GIVEN INSTRUCTION:
Pull every line of the entries that has the word "Yield".

Some records:
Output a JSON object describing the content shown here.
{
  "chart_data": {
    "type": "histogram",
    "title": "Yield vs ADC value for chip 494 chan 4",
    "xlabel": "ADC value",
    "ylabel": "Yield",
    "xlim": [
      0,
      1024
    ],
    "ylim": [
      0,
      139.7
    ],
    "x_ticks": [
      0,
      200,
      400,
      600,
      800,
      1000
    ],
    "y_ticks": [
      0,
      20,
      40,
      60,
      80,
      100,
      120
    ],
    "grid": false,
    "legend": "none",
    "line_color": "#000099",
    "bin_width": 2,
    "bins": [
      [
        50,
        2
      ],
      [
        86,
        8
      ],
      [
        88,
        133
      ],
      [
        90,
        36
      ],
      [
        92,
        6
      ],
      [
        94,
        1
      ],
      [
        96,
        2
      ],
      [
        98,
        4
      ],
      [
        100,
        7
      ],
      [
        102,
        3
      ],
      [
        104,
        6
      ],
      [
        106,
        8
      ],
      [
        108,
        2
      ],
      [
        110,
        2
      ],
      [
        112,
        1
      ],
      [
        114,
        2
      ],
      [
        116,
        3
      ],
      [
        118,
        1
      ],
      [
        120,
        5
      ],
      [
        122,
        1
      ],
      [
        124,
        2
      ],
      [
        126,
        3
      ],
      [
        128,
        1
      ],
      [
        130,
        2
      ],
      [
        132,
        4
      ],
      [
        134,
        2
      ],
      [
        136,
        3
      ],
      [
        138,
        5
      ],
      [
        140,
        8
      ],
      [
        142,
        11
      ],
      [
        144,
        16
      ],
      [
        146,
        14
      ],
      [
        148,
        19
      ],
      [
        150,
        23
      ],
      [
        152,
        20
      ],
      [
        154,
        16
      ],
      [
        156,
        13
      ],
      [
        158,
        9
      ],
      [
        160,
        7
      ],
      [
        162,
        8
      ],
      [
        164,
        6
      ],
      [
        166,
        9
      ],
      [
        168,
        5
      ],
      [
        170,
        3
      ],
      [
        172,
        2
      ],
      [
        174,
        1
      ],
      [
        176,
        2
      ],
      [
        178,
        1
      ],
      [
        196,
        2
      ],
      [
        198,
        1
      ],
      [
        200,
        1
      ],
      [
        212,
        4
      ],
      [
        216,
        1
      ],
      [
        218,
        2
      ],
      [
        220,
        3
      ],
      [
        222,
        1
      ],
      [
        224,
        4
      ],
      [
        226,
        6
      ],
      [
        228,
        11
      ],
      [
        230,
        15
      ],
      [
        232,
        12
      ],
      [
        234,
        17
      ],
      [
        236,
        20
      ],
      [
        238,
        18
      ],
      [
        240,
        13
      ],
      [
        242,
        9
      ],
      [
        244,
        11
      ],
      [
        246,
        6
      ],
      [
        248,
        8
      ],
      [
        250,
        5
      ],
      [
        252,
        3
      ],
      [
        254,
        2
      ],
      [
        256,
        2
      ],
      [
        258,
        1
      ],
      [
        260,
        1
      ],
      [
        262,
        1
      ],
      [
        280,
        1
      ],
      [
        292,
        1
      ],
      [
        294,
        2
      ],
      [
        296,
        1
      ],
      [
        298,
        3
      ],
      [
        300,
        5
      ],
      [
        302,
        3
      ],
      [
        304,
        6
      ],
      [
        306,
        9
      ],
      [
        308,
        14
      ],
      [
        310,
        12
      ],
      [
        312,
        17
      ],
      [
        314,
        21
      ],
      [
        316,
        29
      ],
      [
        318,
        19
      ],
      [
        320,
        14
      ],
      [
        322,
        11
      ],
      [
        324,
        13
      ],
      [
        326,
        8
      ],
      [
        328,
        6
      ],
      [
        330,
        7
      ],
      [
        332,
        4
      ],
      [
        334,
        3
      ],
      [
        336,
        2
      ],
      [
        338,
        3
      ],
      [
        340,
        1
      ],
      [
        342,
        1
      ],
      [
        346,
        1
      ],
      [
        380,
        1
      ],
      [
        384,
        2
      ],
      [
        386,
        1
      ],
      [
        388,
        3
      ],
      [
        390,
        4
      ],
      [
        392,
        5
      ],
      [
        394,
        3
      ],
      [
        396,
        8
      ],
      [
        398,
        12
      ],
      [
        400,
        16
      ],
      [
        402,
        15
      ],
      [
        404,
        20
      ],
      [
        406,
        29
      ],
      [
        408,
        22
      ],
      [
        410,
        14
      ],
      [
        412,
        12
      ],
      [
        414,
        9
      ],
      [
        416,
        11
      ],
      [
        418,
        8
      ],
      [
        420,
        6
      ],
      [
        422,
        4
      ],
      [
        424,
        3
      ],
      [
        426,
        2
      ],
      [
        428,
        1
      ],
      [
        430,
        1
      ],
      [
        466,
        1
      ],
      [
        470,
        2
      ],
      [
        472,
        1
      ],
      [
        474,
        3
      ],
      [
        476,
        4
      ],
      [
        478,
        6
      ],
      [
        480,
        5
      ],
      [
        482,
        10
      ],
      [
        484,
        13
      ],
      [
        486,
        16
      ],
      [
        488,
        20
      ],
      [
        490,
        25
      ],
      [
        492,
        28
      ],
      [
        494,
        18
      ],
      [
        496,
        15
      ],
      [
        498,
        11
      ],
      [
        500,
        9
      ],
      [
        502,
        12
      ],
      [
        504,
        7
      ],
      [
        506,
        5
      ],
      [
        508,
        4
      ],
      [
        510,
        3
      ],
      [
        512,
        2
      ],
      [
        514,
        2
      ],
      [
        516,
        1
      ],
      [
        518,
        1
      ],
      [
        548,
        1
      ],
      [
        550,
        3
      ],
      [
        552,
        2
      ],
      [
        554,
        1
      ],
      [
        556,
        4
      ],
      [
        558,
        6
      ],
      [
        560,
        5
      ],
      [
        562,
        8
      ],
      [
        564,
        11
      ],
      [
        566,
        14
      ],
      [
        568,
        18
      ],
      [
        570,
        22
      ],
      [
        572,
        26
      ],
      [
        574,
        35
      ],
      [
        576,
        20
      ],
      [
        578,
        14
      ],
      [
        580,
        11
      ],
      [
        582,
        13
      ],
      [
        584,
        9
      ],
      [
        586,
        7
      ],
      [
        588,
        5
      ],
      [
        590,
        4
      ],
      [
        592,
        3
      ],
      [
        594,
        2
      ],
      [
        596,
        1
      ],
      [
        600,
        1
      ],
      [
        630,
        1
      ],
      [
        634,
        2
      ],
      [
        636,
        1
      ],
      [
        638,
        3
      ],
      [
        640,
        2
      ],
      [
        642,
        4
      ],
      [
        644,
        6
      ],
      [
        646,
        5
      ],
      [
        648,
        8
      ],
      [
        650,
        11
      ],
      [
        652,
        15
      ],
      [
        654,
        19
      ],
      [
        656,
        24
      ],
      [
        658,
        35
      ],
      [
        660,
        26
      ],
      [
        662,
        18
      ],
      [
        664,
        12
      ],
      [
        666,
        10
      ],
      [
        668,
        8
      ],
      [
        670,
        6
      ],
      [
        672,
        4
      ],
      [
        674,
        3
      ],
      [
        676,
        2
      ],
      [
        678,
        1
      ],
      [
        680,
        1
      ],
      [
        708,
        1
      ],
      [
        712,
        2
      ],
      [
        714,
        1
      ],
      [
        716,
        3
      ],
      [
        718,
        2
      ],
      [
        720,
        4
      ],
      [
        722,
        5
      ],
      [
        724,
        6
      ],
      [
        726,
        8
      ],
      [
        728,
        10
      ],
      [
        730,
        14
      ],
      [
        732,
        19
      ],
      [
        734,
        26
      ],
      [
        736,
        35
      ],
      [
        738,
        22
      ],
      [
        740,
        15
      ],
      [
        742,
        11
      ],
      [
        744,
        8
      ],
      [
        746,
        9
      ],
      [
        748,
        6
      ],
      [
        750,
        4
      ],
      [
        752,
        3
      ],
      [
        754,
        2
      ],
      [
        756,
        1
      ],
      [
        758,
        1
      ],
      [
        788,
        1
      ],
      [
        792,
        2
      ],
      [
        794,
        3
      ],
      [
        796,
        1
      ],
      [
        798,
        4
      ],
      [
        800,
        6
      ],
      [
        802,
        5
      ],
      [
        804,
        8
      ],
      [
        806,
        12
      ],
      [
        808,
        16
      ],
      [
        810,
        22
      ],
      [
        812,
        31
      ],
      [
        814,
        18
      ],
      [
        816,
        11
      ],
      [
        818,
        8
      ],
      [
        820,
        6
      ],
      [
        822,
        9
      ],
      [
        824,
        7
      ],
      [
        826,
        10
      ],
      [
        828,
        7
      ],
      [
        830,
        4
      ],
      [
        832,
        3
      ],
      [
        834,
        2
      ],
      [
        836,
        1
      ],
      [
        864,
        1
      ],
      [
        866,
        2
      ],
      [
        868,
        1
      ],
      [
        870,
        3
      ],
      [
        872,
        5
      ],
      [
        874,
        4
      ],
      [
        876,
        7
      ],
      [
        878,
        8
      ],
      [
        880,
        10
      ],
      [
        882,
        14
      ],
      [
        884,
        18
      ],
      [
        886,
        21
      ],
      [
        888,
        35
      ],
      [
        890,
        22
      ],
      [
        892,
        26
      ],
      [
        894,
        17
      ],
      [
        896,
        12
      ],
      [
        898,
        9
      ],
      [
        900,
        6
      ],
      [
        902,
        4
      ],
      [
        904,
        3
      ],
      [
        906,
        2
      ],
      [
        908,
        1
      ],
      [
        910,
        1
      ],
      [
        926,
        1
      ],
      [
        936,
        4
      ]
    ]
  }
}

SOLVED EXERCISE:
    "title": "Yield vs ADC value for chip 494 chan 4",
    "ylabel": "Yield",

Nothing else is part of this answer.